- _Problem description_
Would you repeat the listing exactly but omit every picture?

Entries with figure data
— START —
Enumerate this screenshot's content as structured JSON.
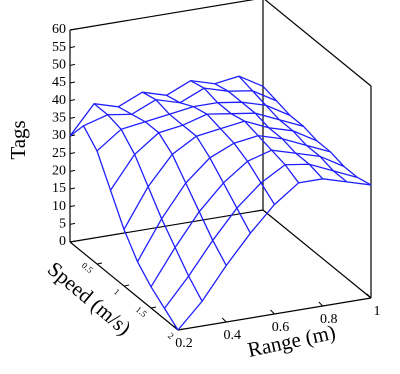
{
  "chart_data": {
    "type": "surface",
    "xlabel": "Range (m)",
    "ylabel": "Speed (m/s)",
    "zlabel": "Tags",
    "x": [
      0.2,
      0.3,
      0.4,
      0.5,
      0.6,
      0.7,
      0.8,
      0.9,
      1.0
    ],
    "y": [
      0,
      0.25,
      0.5,
      0.75,
      1,
      1.25,
      1.5,
      1.75,
      2
    ],
    "z": [
      [
        30,
        38,
        36,
        39,
        37,
        40,
        38,
        39,
        35
      ],
      [
        36,
        38,
        37,
        40,
        38,
        41,
        39,
        38,
        34
      ],
      [
        32,
        37,
        38,
        39,
        40,
        40,
        39,
        37,
        33
      ],
      [
        24,
        33,
        38,
        39,
        41,
        40,
        39,
        36,
        33
      ],
      [
        16,
        27,
        35,
        39,
        40,
        41,
        38,
        36,
        32
      ],
      [
        10,
        21,
        30,
        36,
        39,
        40,
        38,
        35,
        32
      ],
      [
        6,
        16,
        25,
        32,
        37,
        39,
        37,
        35,
        31
      ],
      [
        3,
        11,
        20,
        28,
        34,
        38,
        37,
        34,
        31
      ],
      [
        0,
        7,
        16,
        24,
        31,
        36,
        36,
        34,
        32
      ]
    ],
    "color": "#1f1fff",
    "xlim": [
      0.2,
      1
    ],
    "xticks": [
      0.2,
      0.4,
      0.6,
      0.8,
      1
    ],
    "ylim": [
      0,
      2
    ],
    "yticks": [
      0.5,
      1,
      1.5,
      2
    ],
    "zlim": [
      0,
      60
    ],
    "zticks": [
      0,
      5,
      10,
      15,
      20,
      25,
      30,
      35,
      40,
      45,
      50,
      55,
      60
    ]
  }
}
— END —
- _Written response_
Enumerate this screenshot's content as structured JSON.
{
  "chart_data": {
    "type": "surface",
    "xlabel": "Range (m)",
    "ylabel": "Speed (m/s)",
    "zlabel": "Tags",
    "x": [
      0.2,
      0.3,
      0.4,
      0.5,
      0.6,
      0.7,
      0.8,
      0.9,
      1.0
    ],
    "y": [
      0,
      0.25,
      0.5,
      0.75,
      1,
      1.25,
      1.5,
      1.75,
      2
    ],
    "z": [
      [
        30,
        38,
        36,
        39,
        37,
        40,
        38,
        39,
        35
      ],
      [
        36,
        38,
        37,
        40,
        38,
        41,
        39,
        38,
        34
      ],
      [
        32,
        37,
        38,
        39,
        40,
        40,
        39,
        37,
        33
      ],
      [
        24,
        33,
        38,
        39,
        41,
        40,
        39,
        36,
        33
      ],
      [
        16,
        27,
        35,
        39,
        40,
        41,
        38,
        36,
        32
      ],
      [
        10,
        21,
        30,
        36,
        39,
        40,
        38,
        35,
        32
      ],
      [
        6,
        16,
        25,
        32,
        37,
        39,
        37,
        35,
        31
      ],
      [
        3,
        11,
        20,
        28,
        34,
        38,
        37,
        34,
        31
      ],
      [
        0,
        7,
        16,
        24,
        31,
        36,
        36,
        34,
        32
      ]
    ],
    "color": "#1f1fff",
    "xlim": [
      0.2,
      1
    ],
    "xticks": [
      0.2,
      0.4,
      0.6,
      0.8,
      1
    ],
    "ylim": [
      0,
      2
    ],
    "yticks": [
      0.5,
      1,
      1.5,
      2
    ],
    "zlim": [
      0,
      60
    ],
    "zticks": [
      0,
      5,
      10,
      15,
      20,
      25,
      30,
      35,
      40,
      45,
      50,
      55,
      60
    ]
  }
}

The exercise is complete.